*Aim:*
Transcribe the records that follow. Keep every word exactly, and drop the pictures.

*Records to use:*
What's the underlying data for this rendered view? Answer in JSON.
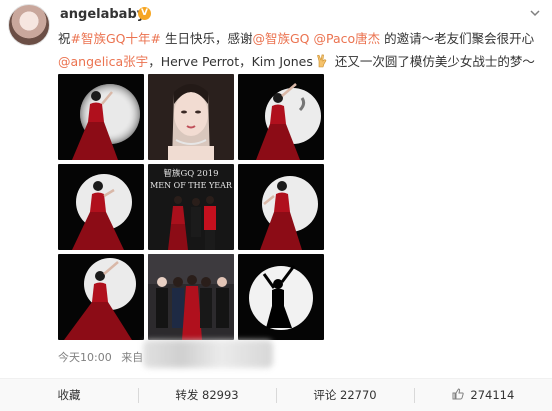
{
  "user": {
    "name": "angelababy",
    "badge": "V"
  },
  "post": {
    "line1": {
      "prefix": "祝",
      "tag": "#智族GQ十年#",
      "text1": " 生日快乐，感谢",
      "mention1": "@智族GQ",
      "space": " ",
      "mention2": "@Paco唐杰",
      "text2": " 的邀请～老友们聚会很开心"
    },
    "line2": {
      "mention3": "@angelica张宇",
      "text1": "，Herve Perrot，Kim Jones",
      "text2": " 还又一次圆了模仿美少女战士的梦～"
    }
  },
  "photos": {
    "poster_title": "智族GQ 2019",
    "poster_sub": "MEN OF THE YEAR"
  },
  "meta": {
    "time": "今天10:00",
    "source_prefix": "来自"
  },
  "toolbar": {
    "favorite": "收藏",
    "repost_label": "转发",
    "repost_count": "82993",
    "comment_label": "评论",
    "comment_count": "22770",
    "like_count": "274114"
  },
  "colors": {
    "link": "#eb7350",
    "text": "#333333",
    "muted": "#808080",
    "dress_red": "#b0101d"
  }
}
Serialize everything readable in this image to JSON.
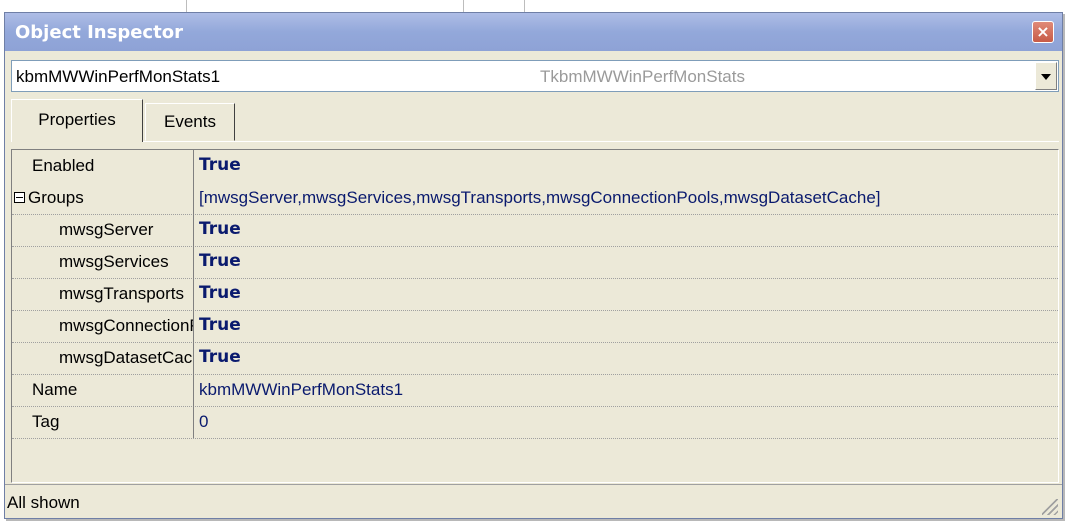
{
  "window": {
    "title": "Object Inspector",
    "close_glyph": "×"
  },
  "selector": {
    "object_name": "kbmMWWinPerfMonStats1",
    "object_type": "TkbmMWWinPerfMonStats"
  },
  "tabs": [
    {
      "label": "Properties",
      "active": true
    },
    {
      "label": "Events",
      "active": false
    }
  ],
  "properties": [
    {
      "name": "Enabled",
      "value": "True",
      "kind": "bool"
    },
    {
      "name": "Groups",
      "value": "[mwsgServer,mwsgServices,mwsgTransports,mwsgConnectionPools,mwsgDatasetCache]",
      "kind": "set",
      "expanded": true
    },
    {
      "name": "mwsgServer",
      "value": "True",
      "kind": "bool",
      "child": true
    },
    {
      "name": "mwsgServices",
      "value": "True",
      "kind": "bool",
      "child": true
    },
    {
      "name": "mwsgTransports",
      "value": "True",
      "kind": "bool",
      "child": true
    },
    {
      "name": "mwsgConnectionPools",
      "value": "True",
      "kind": "bool",
      "child": true
    },
    {
      "name": "mwsgDatasetCache",
      "value": "True",
      "kind": "bool",
      "child": true
    },
    {
      "name": "Name",
      "value": "kbmMWWinPerfMonStats1",
      "kind": "text"
    },
    {
      "name": "Tag",
      "value": "0",
      "kind": "text"
    }
  ],
  "status": {
    "text": "All shown"
  },
  "icons": {
    "close": "close-icon",
    "dropdown": "chevron-down-icon",
    "expander": "collapse-icon",
    "grip": "resize-grip-icon"
  },
  "colors": {
    "title_bar": "#93a8da",
    "value_text": "#0a1a6e",
    "face": "#ece9d8"
  }
}
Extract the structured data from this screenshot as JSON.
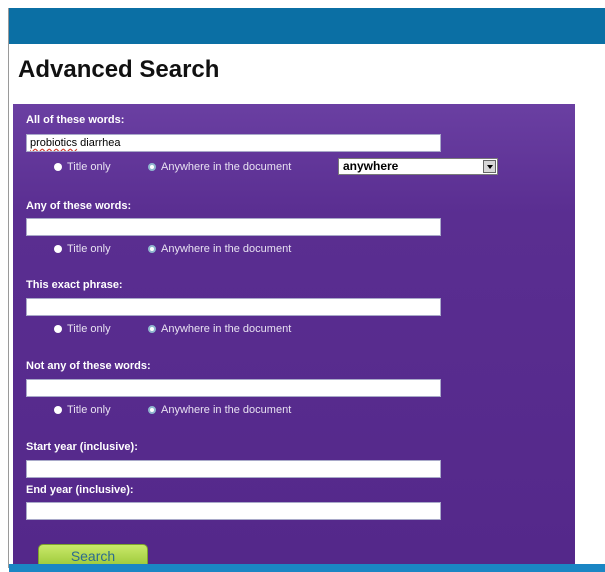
{
  "page": {
    "title": "Advanced Search"
  },
  "colors": {
    "header": "#0b6fa4",
    "panel": "#5a2e91",
    "button": "#a8d046"
  },
  "form": {
    "all_words": {
      "label": "All of these words:",
      "value_misspelled": "probiotics",
      "value_rest": " diarrhea",
      "title_only": "Title only",
      "anywhere": "Anywhere in the document",
      "selected": "anywhere",
      "location_select": "anywhere"
    },
    "any_words": {
      "label": "Any of these words:",
      "value": "",
      "title_only": "Title only",
      "anywhere": "Anywhere in the document",
      "selected": "anywhere"
    },
    "exact_phrase": {
      "label": "This exact phrase:",
      "value": "",
      "title_only": "Title only",
      "anywhere": "Anywhere in the document",
      "selected": "anywhere"
    },
    "not_words": {
      "label": "Not any of these words:",
      "value": "",
      "title_only": "Title only",
      "anywhere": "Anywhere in the document",
      "selected": "anywhere"
    },
    "start_year": {
      "label": "Start year (inclusive):",
      "value": ""
    },
    "end_year": {
      "label": "End year (inclusive):",
      "value": ""
    },
    "search_label": "Search"
  }
}
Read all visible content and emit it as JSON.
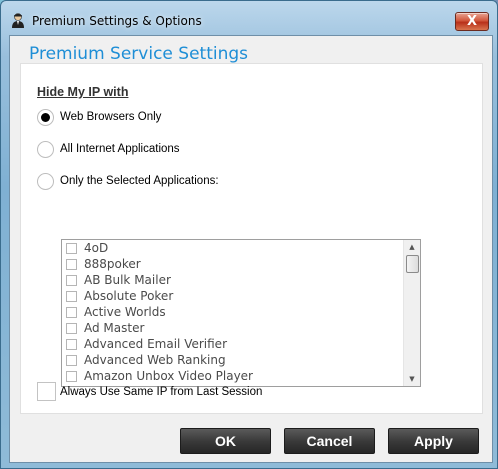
{
  "window": {
    "title": "Premium Settings & Options",
    "close_label": "X"
  },
  "header": {
    "title": "Premium Service Settings"
  },
  "hide_ip": {
    "section_label": "Hide My IP with",
    "options": [
      {
        "label": "Web Browsers Only",
        "selected": true
      },
      {
        "label": "All Internet Applications",
        "selected": false
      },
      {
        "label": "Only the Selected Applications:",
        "selected": false
      }
    ]
  },
  "applications": [
    {
      "name": "4oD",
      "checked": false
    },
    {
      "name": "888poker",
      "checked": false
    },
    {
      "name": "AB Bulk Mailer",
      "checked": false
    },
    {
      "name": "Absolute Poker",
      "checked": false
    },
    {
      "name": "Active Worlds",
      "checked": false
    },
    {
      "name": "Ad Master",
      "checked": false
    },
    {
      "name": "Advanced Email Verifier",
      "checked": false
    },
    {
      "name": "Advanced Web Ranking",
      "checked": false
    },
    {
      "name": "Amazon Unbox Video Player",
      "checked": false
    }
  ],
  "always_same_ip": {
    "label": "Always Use Same IP from Last Session",
    "checked": false
  },
  "buttons": {
    "ok": "OK",
    "cancel": "Cancel",
    "apply": "Apply"
  },
  "colors": {
    "header_accent": "#1e8ed6",
    "button_bg": "#333333",
    "close_button": "#c8432a"
  }
}
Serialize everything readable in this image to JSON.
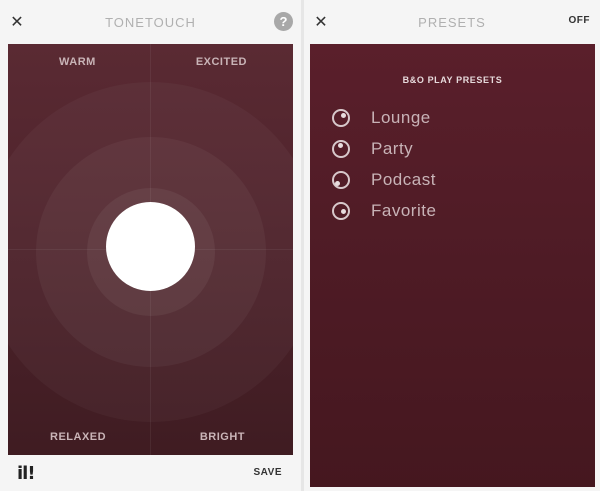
{
  "tonetouch": {
    "title": "TONETOUCH",
    "close_label": "✕",
    "help_label": "?",
    "corners": {
      "warm": "WARM",
      "excited": "EXCITED",
      "relaxed": "RELAXED",
      "bright": "BRIGHT"
    },
    "brand": "il!",
    "save_label": "SAVE"
  },
  "presets": {
    "title": "PRESETS",
    "close_label": "✕",
    "off_label": "OFF",
    "heading": "B&O PLAY PRESETS",
    "items": [
      {
        "label": "Lounge"
      },
      {
        "label": "Party"
      },
      {
        "label": "Podcast"
      },
      {
        "label": "Favorite"
      }
    ]
  },
  "colors": {
    "pad_background": "#4c222a",
    "presets_background": "#4e1b25",
    "knob": "#ffffff",
    "text_muted": "#b0b0b0"
  }
}
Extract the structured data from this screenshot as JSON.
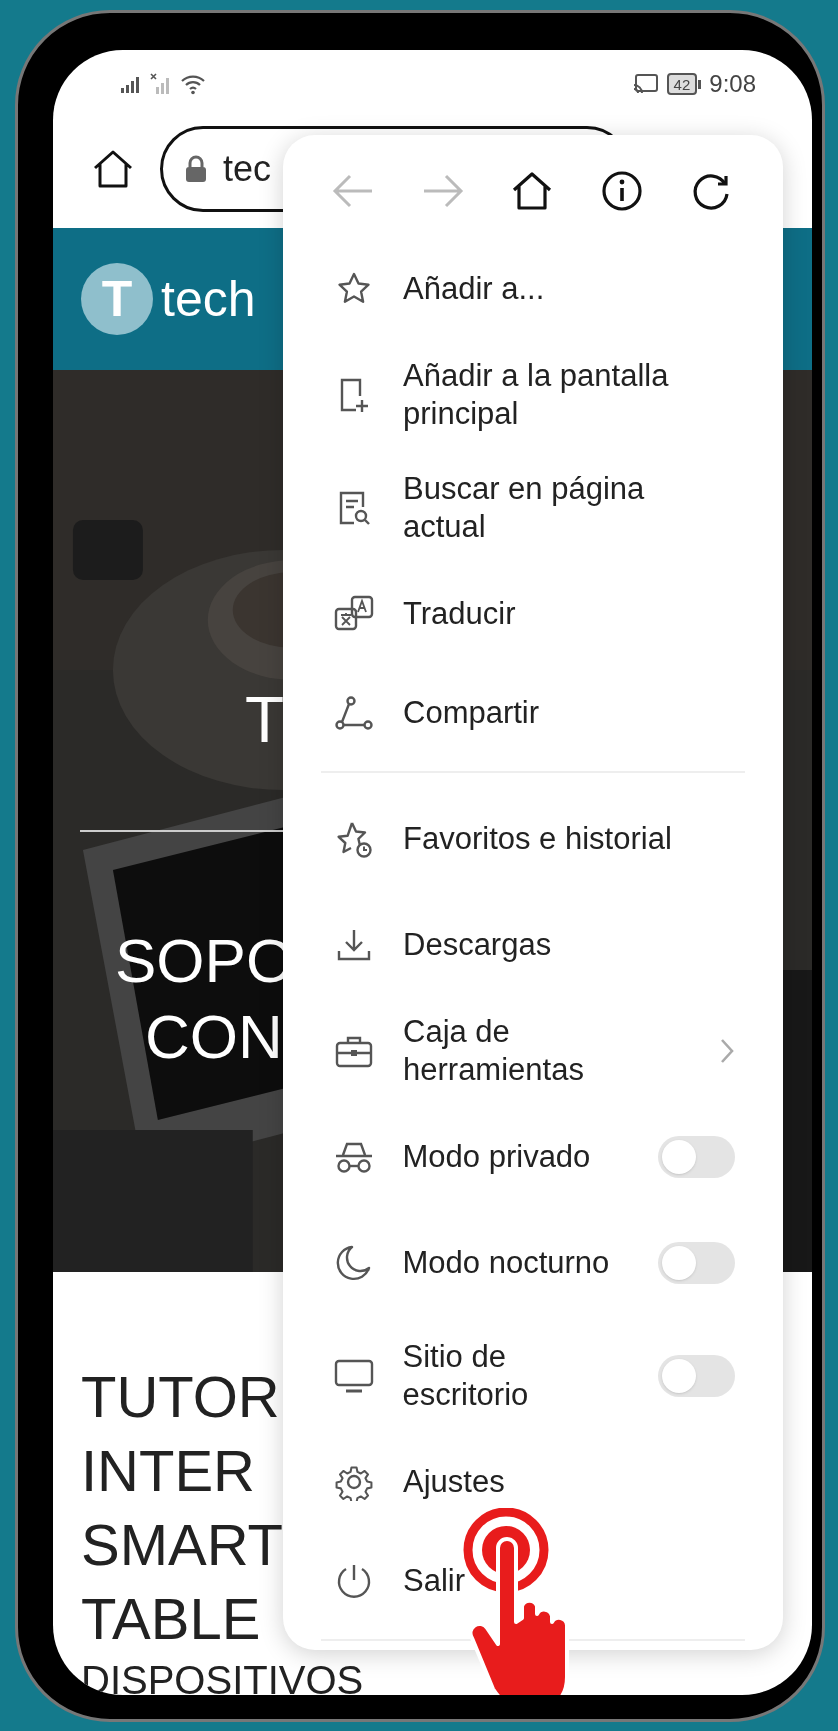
{
  "status_bar": {
    "battery": "42",
    "time": "9:08"
  },
  "browser": {
    "url": "tec"
  },
  "site": {
    "logo_letter": "T",
    "logo_text": "tech",
    "hero_lines": [
      "T",
      "SOPO",
      "CON"
    ],
    "headline_lines": [
      "TUTOR",
      "INTER",
      "SMART",
      "TABLE"
    ],
    "subline": "DISPOSITIVOS"
  },
  "menu": {
    "nav_buttons": [
      {
        "kind": "back",
        "disabled": true
      },
      {
        "kind": "forward",
        "disabled": true
      },
      {
        "kind": "home",
        "disabled": false
      },
      {
        "kind": "info",
        "disabled": false
      },
      {
        "kind": "reload",
        "disabled": false
      }
    ],
    "items": [
      {
        "kind": "action",
        "label": "Añadir a..."
      },
      {
        "kind": "action",
        "label": "Añadir a la pantalla principal"
      },
      {
        "kind": "action",
        "label": "Buscar en página actual"
      },
      {
        "kind": "action",
        "label": "Traducir"
      },
      {
        "kind": "action",
        "label": "Compartir"
      },
      {
        "kind": "divider"
      },
      {
        "kind": "action",
        "label": "Favoritos e historial"
      },
      {
        "kind": "action",
        "label": "Descargas"
      },
      {
        "kind": "submenu",
        "label": "Caja de herramientas"
      },
      {
        "kind": "toggle",
        "label": "Modo privado",
        "on": false
      },
      {
        "kind": "toggle",
        "label": "Modo nocturno",
        "on": false
      },
      {
        "kind": "toggle",
        "label": "Sitio de escritorio",
        "on": false
      },
      {
        "kind": "action",
        "label": "Ajustes"
      },
      {
        "kind": "action",
        "label": "Salir"
      },
      {
        "kind": "divider"
      }
    ]
  }
}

*Correct answer:*
What's the underlying data for this rendered view? Answer in JSON.
{
  "user": {
    "name": "angelababy",
    "badge": "V"
  },
  "post": {
    "line1": {
      "prefix": "祝",
      "tag": "#智族GQ十年#",
      "text1": " 生日快乐，感谢",
      "mention1": "@智族GQ",
      "space": " ",
      "mention2": "@Paco唐杰",
      "text2": " 的邀请～老友们聚会很开心"
    },
    "line2": {
      "mention3": "@angelica张宇",
      "text1": "，Herve Perrot，Kim Jones",
      "text2": " 还又一次圆了模仿美少女战士的梦～"
    }
  },
  "photos": {
    "poster_title": "智族GQ 2019",
    "poster_sub": "MEN OF THE YEAR"
  },
  "meta": {
    "time": "今天10:00",
    "source_prefix": "来自"
  },
  "toolbar": {
    "favorite": "收藏",
    "repost_label": "转发",
    "repost_count": "82993",
    "comment_label": "评论",
    "comment_count": "22770",
    "like_count": "274114"
  },
  "colors": {
    "link": "#eb7350",
    "text": "#333333",
    "muted": "#808080",
    "dress_red": "#b0101d"
  }
}
Serialize everything readable in this image to JSON.
{
  "window": {
    "title": "Object Inspector",
    "close_glyph": "×"
  },
  "selector": {
    "object_name": "kbmMWWinPerfMonStats1",
    "object_type": "TkbmMWWinPerfMonStats"
  },
  "tabs": [
    {
      "label": "Properties",
      "active": true
    },
    {
      "label": "Events",
      "active": false
    }
  ],
  "properties": [
    {
      "name": "Enabled",
      "value": "True",
      "kind": "bool"
    },
    {
      "name": "Groups",
      "value": "[mwsgServer,mwsgServices,mwsgTransports,mwsgConnectionPools,mwsgDatasetCache]",
      "kind": "set",
      "expanded": true
    },
    {
      "name": "mwsgServer",
      "value": "True",
      "kind": "bool",
      "child": true
    },
    {
      "name": "mwsgServices",
      "value": "True",
      "kind": "bool",
      "child": true
    },
    {
      "name": "mwsgTransports",
      "value": "True",
      "kind": "bool",
      "child": true
    },
    {
      "name": "mwsgConnectionPools",
      "value": "True",
      "kind": "bool",
      "child": true
    },
    {
      "name": "mwsgDatasetCache",
      "value": "True",
      "kind": "bool",
      "child": true
    },
    {
      "name": "Name",
      "value": "kbmMWWinPerfMonStats1",
      "kind": "text"
    },
    {
      "name": "Tag",
      "value": "0",
      "kind": "text"
    }
  ],
  "status": {
    "text": "All shown"
  },
  "icons": {
    "close": "close-icon",
    "dropdown": "chevron-down-icon",
    "expander": "collapse-icon",
    "grip": "resize-grip-icon"
  },
  "colors": {
    "title_bar": "#93a8da",
    "value_text": "#0a1a6e",
    "face": "#ece9d8"
  }
}
Extract the structured data from this screenshot as JSON.
{
  "page": {
    "title": "Advanced Search"
  },
  "colors": {
    "header": "#0b6fa4",
    "panel": "#5a2e91",
    "button": "#a8d046"
  },
  "form": {
    "all_words": {
      "label": "All of these words:",
      "value_misspelled": "probiotics",
      "value_rest": " diarrhea",
      "title_only": "Title only",
      "anywhere": "Anywhere in the document",
      "selected": "anywhere",
      "location_select": "anywhere"
    },
    "any_words": {
      "label": "Any of these words:",
      "value": "",
      "title_only": "Title only",
      "anywhere": "Anywhere in the document",
      "selected": "anywhere"
    },
    "exact_phrase": {
      "label": "This exact phrase:",
      "value": "",
      "title_only": "Title only",
      "anywhere": "Anywhere in the document",
      "selected": "anywhere"
    },
    "not_words": {
      "label": "Not any of these words:",
      "value": "",
      "title_only": "Title only",
      "anywhere": "Anywhere in the document",
      "selected": "anywhere"
    },
    "start_year": {
      "label": "Start year (inclusive):",
      "value": ""
    },
    "end_year": {
      "label": "End year (inclusive):",
      "value": ""
    },
    "search_label": "Search"
  }
}
Read all visible content and emit it as JSON.
{
  "window": {
    "title": "Premium Settings & Options",
    "close_label": "X"
  },
  "header": {
    "title": "Premium Service Settings"
  },
  "hide_ip": {
    "section_label": "Hide My IP with",
    "options": [
      {
        "label": "Web Browsers Only",
        "selected": true
      },
      {
        "label": "All Internet Applications",
        "selected": false
      },
      {
        "label": "Only the Selected Applications:",
        "selected": false
      }
    ]
  },
  "applications": [
    {
      "name": "4oD",
      "checked": false
    },
    {
      "name": "888poker",
      "checked": false
    },
    {
      "name": "AB Bulk Mailer",
      "checked": false
    },
    {
      "name": "Absolute Poker",
      "checked": false
    },
    {
      "name": "Active Worlds",
      "checked": false
    },
    {
      "name": "Ad Master",
      "checked": false
    },
    {
      "name": "Advanced Email Verifier",
      "checked": false
    },
    {
      "name": "Advanced Web Ranking",
      "checked": false
    },
    {
      "name": "Amazon Unbox Video Player",
      "checked": false
    }
  ],
  "always_same_ip": {
    "label": "Always Use Same IP from Last Session",
    "checked": false
  },
  "buttons": {
    "ok": "OK",
    "cancel": "Cancel",
    "apply": "Apply"
  },
  "colors": {
    "header_accent": "#1e8ed6",
    "button_bg": "#333333",
    "close_button": "#c8432a"
  }
}
Serialize everything readable in this image to JSON.
{
  "tonetouch": {
    "title": "TONETOUCH",
    "close_label": "✕",
    "help_label": "?",
    "corners": {
      "warm": "WARM",
      "excited": "EXCITED",
      "relaxed": "RELAXED",
      "bright": "BRIGHT"
    },
    "brand": "il!",
    "save_label": "SAVE"
  },
  "presets": {
    "title": "PRESETS",
    "close_label": "✕",
    "off_label": "OFF",
    "heading": "B&O PLAY PRESETS",
    "items": [
      {
        "label": "Lounge"
      },
      {
        "label": "Party"
      },
      {
        "label": "Podcast"
      },
      {
        "label": "Favorite"
      }
    ]
  },
  "colors": {
    "pad_background": "#4c222a",
    "presets_background": "#4e1b25",
    "knob": "#ffffff",
    "text_muted": "#b0b0b0"
  }
}
Extract the structured data from this screenshot as JSON.
{
  "status_bar": {
    "battery": "42",
    "time": "9:08"
  },
  "browser": {
    "url": "tec"
  },
  "site": {
    "logo_letter": "T",
    "logo_text": "tech",
    "hero_lines": [
      "T",
      "SOPO",
      "CON"
    ],
    "headline_lines": [
      "TUTOR",
      "INTER",
      "SMART",
      "TABLE"
    ],
    "subline": "DISPOSITIVOS"
  },
  "menu": {
    "nav_buttons": [
      {
        "kind": "back",
        "disabled": true
      },
      {
        "kind": "forward",
        "disabled": true
      },
      {
        "kind": "home",
        "disabled": false
      },
      {
        "kind": "info",
        "disabled": false
      },
      {
        "kind": "reload",
        "disabled": false
      }
    ],
    "items": [
      {
        "kind": "action",
        "label": "Añadir a..."
      },
      {
        "kind": "action",
        "label": "Añadir a la pantalla principal"
      },
      {
        "kind": "action",
        "label": "Buscar en página actual"
      },
      {
        "kind": "action",
        "label": "Traducir"
      },
      {
        "kind": "action",
        "label": "Compartir"
      },
      {
        "kind": "divider"
      },
      {
        "kind": "action",
        "label": "Favoritos e historial"
      },
      {
        "kind": "action",
        "label": "Descargas"
      },
      {
        "kind": "submenu",
        "label": "Caja de herramientas"
      },
      {
        "kind": "toggle",
        "label": "Modo privado",
        "on": false
      },
      {
        "kind": "toggle",
        "label": "Modo nocturno",
        "on": false
      },
      {
        "kind": "toggle",
        "label": "Sitio de escritorio",
        "on": false
      },
      {
        "kind": "action",
        "label": "Ajustes"
      },
      {
        "kind": "action",
        "label": "Salir"
      },
      {
        "kind": "divider"
      }
    ]
  }
}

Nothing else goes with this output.